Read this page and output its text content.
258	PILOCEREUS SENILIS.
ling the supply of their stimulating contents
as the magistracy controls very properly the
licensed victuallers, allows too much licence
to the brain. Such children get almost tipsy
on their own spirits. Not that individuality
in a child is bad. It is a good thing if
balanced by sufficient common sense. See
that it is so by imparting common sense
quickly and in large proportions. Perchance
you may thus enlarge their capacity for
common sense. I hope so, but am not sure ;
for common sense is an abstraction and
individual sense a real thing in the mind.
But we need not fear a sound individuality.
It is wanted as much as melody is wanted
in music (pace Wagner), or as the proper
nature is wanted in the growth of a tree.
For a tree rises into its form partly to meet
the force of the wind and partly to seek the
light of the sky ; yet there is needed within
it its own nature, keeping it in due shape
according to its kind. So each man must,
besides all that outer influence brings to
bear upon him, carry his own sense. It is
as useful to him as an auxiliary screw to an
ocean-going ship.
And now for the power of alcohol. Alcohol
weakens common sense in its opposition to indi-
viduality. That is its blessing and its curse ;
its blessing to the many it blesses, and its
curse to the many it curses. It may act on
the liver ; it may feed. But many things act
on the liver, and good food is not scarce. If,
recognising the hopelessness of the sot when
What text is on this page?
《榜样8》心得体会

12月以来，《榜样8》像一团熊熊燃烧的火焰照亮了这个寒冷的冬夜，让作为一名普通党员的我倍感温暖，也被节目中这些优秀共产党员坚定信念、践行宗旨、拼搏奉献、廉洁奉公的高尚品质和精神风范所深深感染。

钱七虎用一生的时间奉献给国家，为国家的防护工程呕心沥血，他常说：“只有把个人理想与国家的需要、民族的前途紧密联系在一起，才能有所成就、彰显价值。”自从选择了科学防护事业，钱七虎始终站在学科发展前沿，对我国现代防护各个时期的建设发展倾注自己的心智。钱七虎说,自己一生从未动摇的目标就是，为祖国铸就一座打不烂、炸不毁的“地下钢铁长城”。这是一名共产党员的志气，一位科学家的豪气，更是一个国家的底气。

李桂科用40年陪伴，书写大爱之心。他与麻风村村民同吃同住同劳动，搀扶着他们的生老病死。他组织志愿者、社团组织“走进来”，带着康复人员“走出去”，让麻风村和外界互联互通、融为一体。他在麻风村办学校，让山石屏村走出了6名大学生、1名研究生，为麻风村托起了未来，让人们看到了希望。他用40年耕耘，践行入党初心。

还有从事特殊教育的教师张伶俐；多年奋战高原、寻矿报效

++++

• **Directive**:
Reproduce the listing shown above in its entirety, exactly.

• **Worked solution**:
Read this page and output its text content.
258	PILOCEREUS SENILIS.
ling the supply of their stimulating contents
as the magistracy controls very properly the
licensed victuallers, allows too much licence
to the brain. Such children get almost tipsy
on their own spirits. Not that individuality
in a child is bad. It is a good thing if
balanced by sufficient common sense. See
that it is so by imparting common sense
quickly and in large proportions. Perchance
you may thus enlarge their capacity for
common sense. I hope so, but am not sure ;
for common sense is an abstraction and
individual sense a real thing in the mind.
But we need not fear a sound individuality.
It is wanted as much as melody is wanted
in music (pace Wagner), or as the proper
nature is wanted in the growth of a tree.
For a tree rises into its form partly to meet
the force of the wind and partly to seek the
light of the sky ; yet there is needed within
it its own nature, keeping it in due shape
according to its kind. So each man must,
besides all that outer influence brings to
bear upon him, carry his own sense. It is
as useful to him as an auxiliary screw to an
ocean-going ship.
And now for the power of alcohol. Alcohol
weakens common sense in its opposition to indi-
viduality. That is its blessing and its curse ;
its blessing to the many it blesses, and its
curse to the many it curses. It may act on
the liver ; it may feed. But many things act
on the liver, and good food is not scarce. If,
recognising the hopelessness of the sot when
What text is on this page?
《榜样8》心得体会

12月以来，《榜样8》像一团熊熊燃烧的火焰照亮了这个寒冷的冬夜，让作为一名普通党员的我倍感温暖，也被节目中这些优秀共产党员坚定信念、践行宗旨、拼搏奉献、廉洁奉公的高尚品质和精神风范所深深感染。

钱七虎用一生的时间奉献给国家，为国家的防护工程呕心沥血，他常说：“只有把个人理想与国家的需要、民族的前途紧密联系在一起，才能有所成就、彰显价值。”自从选择了科学防护事业，钱七虎始终站在学科发展前沿，对我国现代防护各个时期的建设发展倾注自己的心智。钱七虎说,自己一生从未动摇的目标就是，为祖国铸就一座打不烂、炸不毁的“地下钢铁长城”。这是一名共产党员的志气，一位科学家的豪气，更是一个国家的底气。

李桂科用40年陪伴，书写大爱之心。他与麻风村村民同吃同住同劳动，搀扶着他们的生老病死。他组织志愿者、社团组织“走进来”，带着康复人员“走出去”，让麻风村和外界互联互通、融为一体。他在麻风村办学校，让山石屏村走出了6名大学生、1名研究生，为麻风村托起了未来，让人们看到了希望。他用40年耕耘，践行入党初心。

还有从事特殊教育的教师张伶俐；多年奋战高原、寻矿报效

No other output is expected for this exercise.